## Given problem
Each line below should be retyped exactly, with no pictures.

[Start]

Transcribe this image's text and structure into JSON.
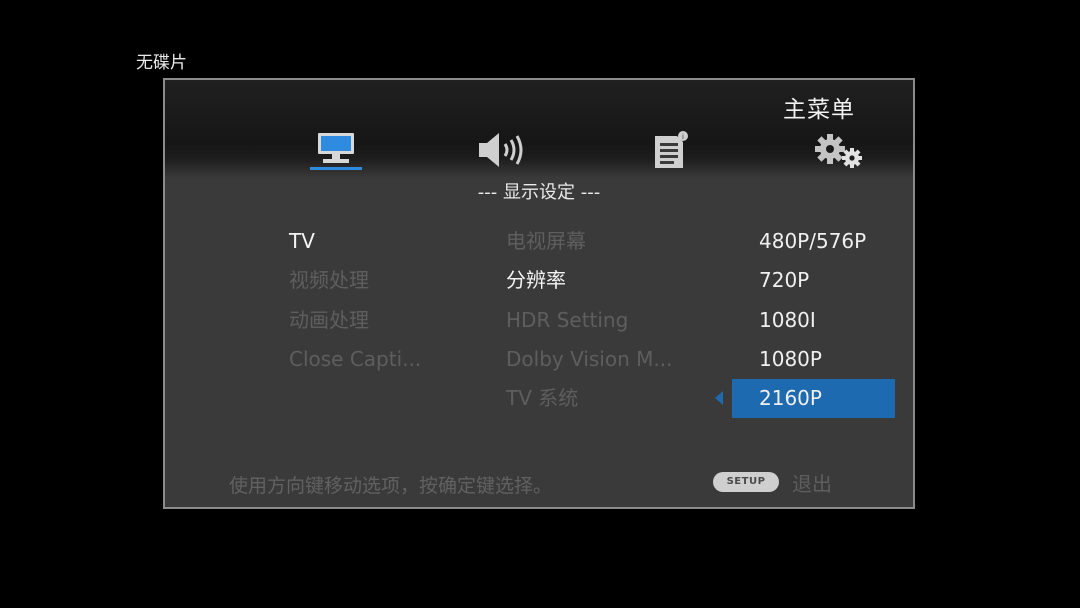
{
  "status_text": "无碟片",
  "menu": {
    "title": "主菜单",
    "tabs": [
      {
        "name": "display-icon",
        "active": true
      },
      {
        "name": "speaker-icon",
        "active": false
      },
      {
        "name": "language-icon",
        "active": false
      },
      {
        "name": "settings-gears-icon",
        "active": false
      }
    ],
    "section_title": "--- 显示设定 ---",
    "categories": [
      "TV",
      "视频处理",
      "动画处理",
      "Close Capti..."
    ],
    "settings": [
      "电视屏幕",
      "分辨率",
      "HDR Setting",
      "Dolby Vision M...",
      "TV 系统"
    ],
    "options": [
      "480P/576P",
      "720P",
      "1080I",
      "1080P",
      "2160P"
    ],
    "selected_option": "2160P",
    "hint": "使用方向键移动选项，按确定键选择。",
    "setup_key": "SETUP",
    "exit_label": "退出"
  },
  "colors": {
    "accent": "#1d6ab1",
    "panel": "#3a3a3a",
    "dim_text": "#5e5e5e"
  }
}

[End]

## Solution for this exercise
Transcribe this image's text and structure into JSON.
{
  "status_text": "无碟片",
  "menu": {
    "title": "主菜单",
    "tabs": [
      {
        "name": "display-icon",
        "active": true
      },
      {
        "name": "speaker-icon",
        "active": false
      },
      {
        "name": "language-icon",
        "active": false
      },
      {
        "name": "settings-gears-icon",
        "active": false
      }
    ],
    "section_title": "--- 显示设定 ---",
    "categories": [
      "TV",
      "视频处理",
      "动画处理",
      "Close Capti..."
    ],
    "settings": [
      "电视屏幕",
      "分辨率",
      "HDR Setting",
      "Dolby Vision M...",
      "TV 系统"
    ],
    "options": [
      "480P/576P",
      "720P",
      "1080I",
      "1080P",
      "2160P"
    ],
    "selected_option": "2160P",
    "hint": "使用方向键移动选项，按确定键选择。",
    "setup_key": "SETUP",
    "exit_label": "退出"
  },
  "colors": {
    "accent": "#1d6ab1",
    "panel": "#3a3a3a",
    "dim_text": "#5e5e5e"
  }
}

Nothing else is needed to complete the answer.